**TEXTE ÉTUDIÉ:**
De ce blocage découle un autre phénomène préoccupant: celui du dilemme des FBBS (femmes baby-boomers seules). Une catégorie de la population qui croît grâce à l’espérance de vie plus importante des femmes mais qui finissent par occuper seules de grands appartements alors qu’il s’agit de personnes plus vulnérables socio-économiquement parlant (ont souvent moins de financement, se retrouvent proches-aidantes...). Ces FBBS font alors face à des loyers trop chers pour rester mais ne peuvent pas déménager à cause des prix du marché, eux aussi trop élevés. Il devient donc urgent d’augmenter l’offre. Mais pas n’importe comment car les experts sont unanimes: il faut de la q-u-a-l-i-t-é pour encourager les mobilités résidentielles.

Le cas du centre fribourgeois

Un manque de cohérence globale dans l’habitat qui touche particulièrement la ville de Fribourg (9 km2), devenue universitaire avec 15’000 étudiants sur un total de 40’000 habitants, impactant par effet ricochet son marché résidentiel. Aujourd’hui dotée avant tout de petites typologies à destination des jeunes, cette agglomération s’est ainsi peu à peu détournée des autres segments et délaisse depuis quelques décennies seniors et familles. La Ville de Fribourg a donc décidé de réagir en établissant une stratégie «Habitat 2040» de politique de l'habitat et du logement. «Pour cela, nous nous sommes basés sur cinq constats relatifs à notre parc immobilier. Tout d’abord sa typologie, puisque nous observons une pénurie de grands logements en ville. En effet, deux tiers de nos habitations sont actuellement composées de 1 à 3,5 pièces et seul un quart des 1500 logements en construction devrait disposer de plus de trois pièces», souligne Elias Moussa, conseiller communal de la Ville de Fribourg. Un manque qui redirige donc les populations aisées et les familles dans les communes avoisinantes. À cela s’ajoute la sous-occupation des biens, comme l’indique Elias Moussa: «deux tiers des seniors de la Ville de Fribourg vivent dans un logement de 2 pièces ou plus supérieur à la taille de leur ménage.» Côté répartition des profils d’habitants, comme toute agglomération, Fribourg est composée d’une mosaïque démographique. Cependant, quatre grandes typologies de quartiers se remarquent et font ressortir un certain déséquilibre. Ce qui nous mène au quatrième constat relevé: le manque d’attractivité ciblée de Fribourg. Car bien que les universitaires débarquent en nombre chaque année, la ville ne parvient pourtant pas à les retenir sur l’entièreté de leur «carrière résidentielle» (pour fonder leur famille, pour travailler puis à la retraite).

Attirer de nouveaux publics

La faute à un contexte inadapté selon Marie-Paule Thomas, directrice de recherche chez CBRE. «Aujourd’hui il faut faire rêver les gens, il faut offrir des logements de qualité, de la PPE, des 4 pièces, des matérialités en bois, etc. Et même si les prix sont abordables à Fribourg, le public cible n’est malheureusement pas attiré par ce qui est proposé pour le moment», décrypte-t-elle. Ce qui suppose également un centre-ville intéressant pour les actifs, afin de venir concurrencer les autres pôles comme Berne ou Lausanne. «Pour les retenir, il va falloir offrir un bon cadre de vie et devenir un centre d’emploi. Or, pour l’instant, Fribourg est moins développé sur le tertiaire alors que c’est exactement ce que recherchent les jeunes», complète Julien Thiney, responsable de Wüest Partner Genève. Fort heureusement, la ville dispose d’un grand potentiel foncier comme le confirme le rapport établi par les autorités. Contrairement à d’autres communes parfois coincées entre lac et montagnes, celle-ci a la possibilité de s’étendre et de se développer pour améliorer son attractivité. Selon les simulations prospectives, 15’000 à 20'000 logements pourraient encore être accueillis sur le territoire communal, soit 35’000 nouveaux habitants. Partant de ce diagnostic, une feuille de route est en train d’être réalisée en ce sens mais pour la mise en œuvre, il faudra encore se montrer patient car son application est agendée au plus tôt à 2026. À suivre.

**TRAVAIL À FAIRE:**
**1.** Selon l'article sur le logement à Fribourg, combien d'étudiants compte la ville de Fribourg ?
**2.** Recopiez l'article sur le logement à Fribourg à partir de «De ce blocage» et jusqu'à «les mobilités résidentielles.».
La liste n'a aucun rôle dans ce travail.

**DONNÉES FOURNIES:**
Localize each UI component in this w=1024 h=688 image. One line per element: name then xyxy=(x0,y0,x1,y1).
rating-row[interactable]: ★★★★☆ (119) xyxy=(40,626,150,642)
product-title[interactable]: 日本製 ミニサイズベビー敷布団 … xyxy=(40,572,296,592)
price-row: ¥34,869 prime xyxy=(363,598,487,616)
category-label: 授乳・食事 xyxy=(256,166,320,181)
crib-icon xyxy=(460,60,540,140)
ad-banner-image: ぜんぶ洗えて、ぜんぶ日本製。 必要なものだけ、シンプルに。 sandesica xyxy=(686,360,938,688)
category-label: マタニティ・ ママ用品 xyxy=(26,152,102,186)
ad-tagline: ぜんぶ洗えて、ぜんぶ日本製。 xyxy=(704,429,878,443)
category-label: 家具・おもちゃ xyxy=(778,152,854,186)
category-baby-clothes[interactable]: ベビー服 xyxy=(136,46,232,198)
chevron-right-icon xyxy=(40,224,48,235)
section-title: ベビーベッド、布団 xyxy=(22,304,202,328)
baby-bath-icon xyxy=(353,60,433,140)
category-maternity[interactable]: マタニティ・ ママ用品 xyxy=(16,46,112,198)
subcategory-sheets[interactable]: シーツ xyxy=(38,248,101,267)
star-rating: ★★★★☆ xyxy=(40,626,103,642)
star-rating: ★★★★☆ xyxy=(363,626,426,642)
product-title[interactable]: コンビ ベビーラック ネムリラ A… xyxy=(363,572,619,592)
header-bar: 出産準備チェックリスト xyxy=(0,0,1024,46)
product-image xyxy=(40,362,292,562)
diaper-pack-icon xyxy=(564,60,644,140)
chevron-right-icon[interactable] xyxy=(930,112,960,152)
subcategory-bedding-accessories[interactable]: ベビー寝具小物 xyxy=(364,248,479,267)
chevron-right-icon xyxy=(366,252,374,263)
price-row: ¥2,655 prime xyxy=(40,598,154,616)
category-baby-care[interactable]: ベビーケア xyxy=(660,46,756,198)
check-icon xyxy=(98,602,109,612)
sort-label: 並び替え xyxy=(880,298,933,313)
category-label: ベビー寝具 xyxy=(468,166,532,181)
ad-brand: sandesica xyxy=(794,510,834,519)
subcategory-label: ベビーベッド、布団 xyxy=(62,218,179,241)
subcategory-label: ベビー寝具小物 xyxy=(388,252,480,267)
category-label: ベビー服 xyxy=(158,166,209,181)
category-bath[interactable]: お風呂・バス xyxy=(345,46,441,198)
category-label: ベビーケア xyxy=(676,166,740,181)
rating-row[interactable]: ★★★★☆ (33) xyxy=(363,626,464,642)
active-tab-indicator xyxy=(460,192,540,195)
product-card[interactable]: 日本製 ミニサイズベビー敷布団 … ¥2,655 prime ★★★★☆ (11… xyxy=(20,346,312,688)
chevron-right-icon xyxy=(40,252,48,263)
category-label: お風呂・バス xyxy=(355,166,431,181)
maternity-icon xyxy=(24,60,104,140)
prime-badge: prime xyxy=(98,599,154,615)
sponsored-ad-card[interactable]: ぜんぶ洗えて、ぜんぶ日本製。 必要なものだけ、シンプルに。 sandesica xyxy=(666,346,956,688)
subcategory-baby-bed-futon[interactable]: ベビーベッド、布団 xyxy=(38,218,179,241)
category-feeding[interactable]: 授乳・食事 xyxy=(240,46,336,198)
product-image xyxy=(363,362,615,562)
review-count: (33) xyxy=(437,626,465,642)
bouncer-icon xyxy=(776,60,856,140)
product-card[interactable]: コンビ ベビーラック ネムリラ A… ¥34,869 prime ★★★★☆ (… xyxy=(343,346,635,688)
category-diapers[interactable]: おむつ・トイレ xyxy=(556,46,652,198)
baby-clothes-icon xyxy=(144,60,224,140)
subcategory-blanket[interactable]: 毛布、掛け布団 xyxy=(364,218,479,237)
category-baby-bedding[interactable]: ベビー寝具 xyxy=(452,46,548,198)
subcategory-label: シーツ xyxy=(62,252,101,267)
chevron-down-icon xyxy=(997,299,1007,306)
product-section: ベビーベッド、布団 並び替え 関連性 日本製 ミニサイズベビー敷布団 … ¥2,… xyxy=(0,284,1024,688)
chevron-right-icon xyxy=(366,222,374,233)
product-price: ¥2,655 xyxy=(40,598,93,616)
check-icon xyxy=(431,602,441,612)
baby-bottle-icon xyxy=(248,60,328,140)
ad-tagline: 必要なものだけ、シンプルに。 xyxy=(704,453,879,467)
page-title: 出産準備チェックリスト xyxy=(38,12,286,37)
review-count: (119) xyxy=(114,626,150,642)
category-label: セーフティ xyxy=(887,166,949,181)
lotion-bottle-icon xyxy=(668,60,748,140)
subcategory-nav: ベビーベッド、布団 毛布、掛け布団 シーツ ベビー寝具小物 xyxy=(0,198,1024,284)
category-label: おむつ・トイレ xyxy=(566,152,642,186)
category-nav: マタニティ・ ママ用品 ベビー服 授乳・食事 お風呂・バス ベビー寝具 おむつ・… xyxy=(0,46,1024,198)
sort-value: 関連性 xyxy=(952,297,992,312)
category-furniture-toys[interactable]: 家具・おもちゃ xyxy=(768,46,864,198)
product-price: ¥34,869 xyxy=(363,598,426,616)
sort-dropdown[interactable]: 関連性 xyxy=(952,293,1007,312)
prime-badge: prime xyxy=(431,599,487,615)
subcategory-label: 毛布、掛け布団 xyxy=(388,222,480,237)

**RÉPONSES PAR TÂCHE:**
**1.** 15’000 étudiants.

**2.**
De ce blocage découle un autre phénomène préoccupant: celui du dilemme des FBBS (femmes baby-boomers seules). Une catégorie de la population qui croît grâce à l’espérance de vie plus importante des femmes mais qui finissent par occuper seules de grands appartements alors qu’il s’agit de personnes plus vulnérables socio-économiquement parlant (ont souvent moins de financement, se retrouvent proches-aidantes...). Ces FBBS font alors face à des loyers trop chers pour rester mais ne peuvent pas déménager à cause des prix du marché, eux aussi trop élevés. Il devient donc urgent d’augmenter l’offre. Mais pas n’importe comment car les experts sont unanimes: il faut de la q-u-a-l-i-t-é pour encourager les mobilités résidentielles.